:: INFORMATION SHOWN ::

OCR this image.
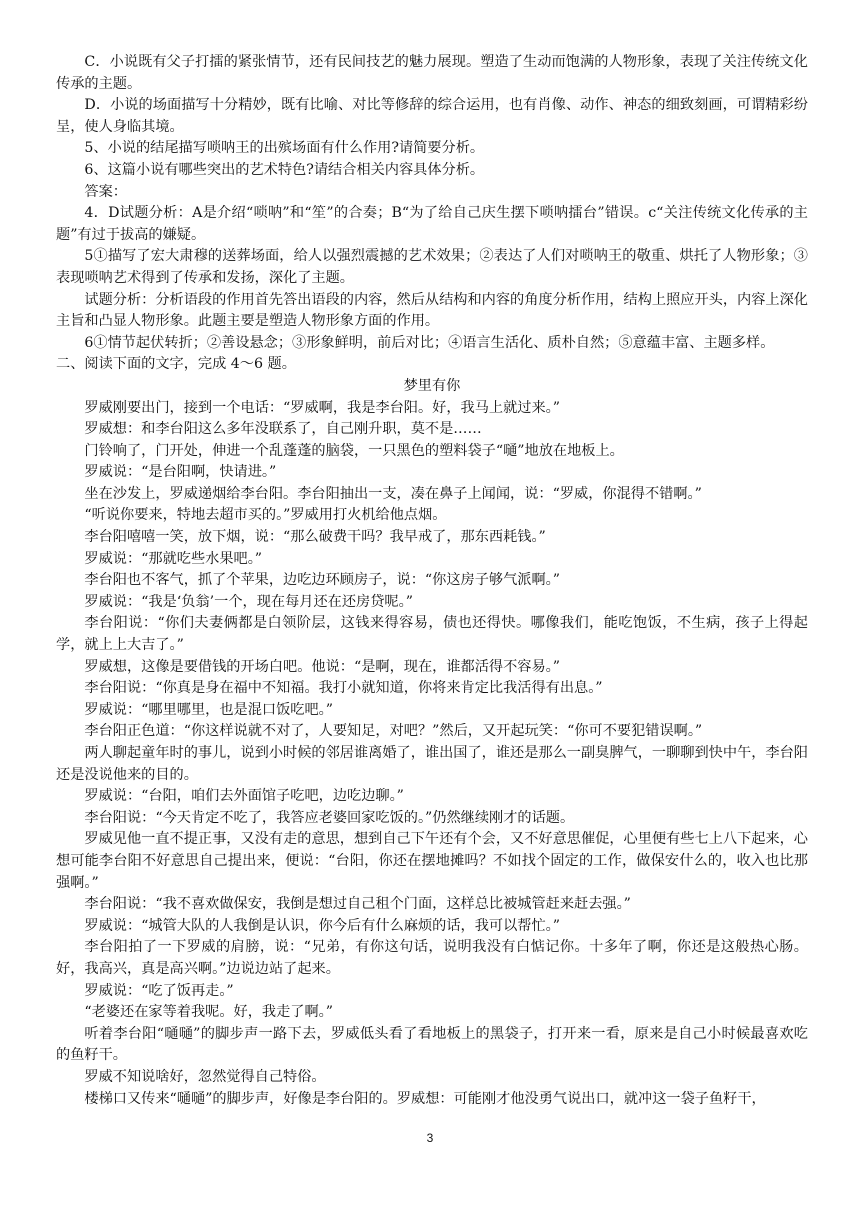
C．小说既有父子打擂的紧张情节，还有民间技艺的魅力展现。塑造了生动而饱满的人物形象，表现了关注传统文化传承的主题。

D．小说的场面描写十分精妙，既有比喻、对比等修辞的综合运用，也有肖像、动作、神态的细致刻画，可谓精彩纷呈，使人身临其境。

5、小说的结尾描写唢呐王的出殡场面有什么作用?请简要分析。

6、这篇小说有哪些突出的艺术特色?请结合相关内容具体分析。

答案：

4．D试题分析：A是介绍“唢呐”和“笙”的合奏；B“为了给自己庆生摆下唢呐擂台”错误。c“关注传统文化传承的主题”有过于拔高的嫌疑。

5①描写了宏大肃穆的送葬场面，给人以强烈震撼的艺术效果；②表达了人们对唢呐王的敬重、烘托了人物形象；③表现唢呐艺术得到了传承和发扬，深化了主题。

试题分析：分析语段的作用首先答出语段的内容，然后从结构和内容的角度分析作用，结构上照应开头，内容上深化主旨和凸显人物形象。此题主要是塑造人物形象方面的作用。

6①情节起伏转折；②善设悬念；③形象鲜明，前后对比；④语言生活化、质朴自然；⑤意蕴丰富、主题多样。

二、阅读下面的文字，完成 4～6 题。

梦里有你

罗威刚要出门，接到一个电话：“罗威啊，我是李台阳。好，我马上就过来。”

罗威想：和李台阳这么多年没联系了，自己刚升职，莫不是……

门铃响了，门开处，伸进一个乱蓬蓬的脑袋，一只黑色的塑料袋子“嗵”地放在地板上。

罗威说：“是台阳啊，快请进。”

坐在沙发上，罗威递烟给李台阳。李台阳抽出一支，凑在鼻子上闻闻，说：“罗威，你混得不错啊。”

“听说你要来，特地去超市买的。”罗威用打火机给他点烟。

李台阳嘻嘻一笑，放下烟，说：“那么破费干吗？我早戒了，那东西耗钱。”

罗威说：“那就吃些水果吧。”

李台阳也不客气，抓了个苹果，边吃边环顾房子，说：“你这房子够气派啊。”

罗威说：“我是‘负翁’一个，现在每月还在还房贷呢。”

李台阳说：“你们夫妻俩都是白领阶层，这钱来得容易，债也还得快。哪像我们，能吃饱饭，不生病，孩子上得起学，就上上大吉了。”

罗威想，这像是要借钱的开场白吧。他说：“是啊，现在，谁都活得不容易。”

李台阳说：“你真是身在福中不知福。我打小就知道，你将来肯定比我活得有出息。”

罗威说：“哪里哪里，也是混口饭吃吧。”

李台阳正色道：“你这样说就不对了，人要知足，对吧？”然后，又开起玩笑：“你可不要犯错误啊。”

两人聊起童年时的事儿，说到小时候的邻居谁离婚了，谁出国了，谁还是那么一副臭脾气，一聊聊到快中午，李台阳还是没说他来的目的。

罗威说：“台阳，咱们去外面馆子吃吧，边吃边聊。”

李台阳说：“今天肯定不吃了，我答应老婆回家吃饭的。”仍然继续刚才的话题。

罗威见他一直不提正事，又没有走的意思，想到自己下午还有个会，又不好意思催促，心里便有些七上八下起来，心想可能李台阳不好意思自己提出来，便说：“台阳，你还在摆地摊吗？不如找个固定的工作，做保安什么的，收入也比那强啊。”

李台阳说：“我不喜欢做保安，我倒是想过自己租个门面，这样总比被城管赶来赶去强。”

罗威说：“城管大队的人我倒是认识，你今后有什么麻烦的话，我可以帮忙。”

李台阳拍了一下罗威的肩膀，说：“兄弟，有你这句话，说明我没有白惦记你。十多年了啊，你还是这般热心肠。好，我高兴，真是高兴啊。”边说边站了起来。

罗威说：“吃了饭再走。”

“老婆还在家等着我呢。好，我走了啊。”

听着李台阳“嗵嗵”的脚步声一路下去，罗威低头看了看地板上的黑袋子，打开来一看，原来是自己小时候最喜欢吃的鱼籽干。

罗威不知说啥好，忽然觉得自己特俗。

楼梯口又传来“嗵嗵”的脚步声，好像是李台阳的。罗威想：可能刚才他没勇气说出口，就冲这一袋子鱼籽干，

3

:: EXERCISE REQUIREMENTS ::
In the entries above, find every line holding the word "李台阳说" and copy it out.

:: IN RESPONSE ::
李台阳说：“你们夫妻俩都是白领阶层，这钱来得容易，债也还得快。哪像我们，能吃饱饭，不生病，孩子上得起学，就上上大吉了。”
李台阳说：“你真是身在福中不知福。我打小就知道，你将来肯定比我活得有出息。”
李台阳说：“今天肯定不吃了，我答应老婆回家吃饭的。”仍然继续刚才的话题。
李台阳说：“我不喜欢做保安，我倒是想过自己租个门面，这样总比被城管赶来赶去强。”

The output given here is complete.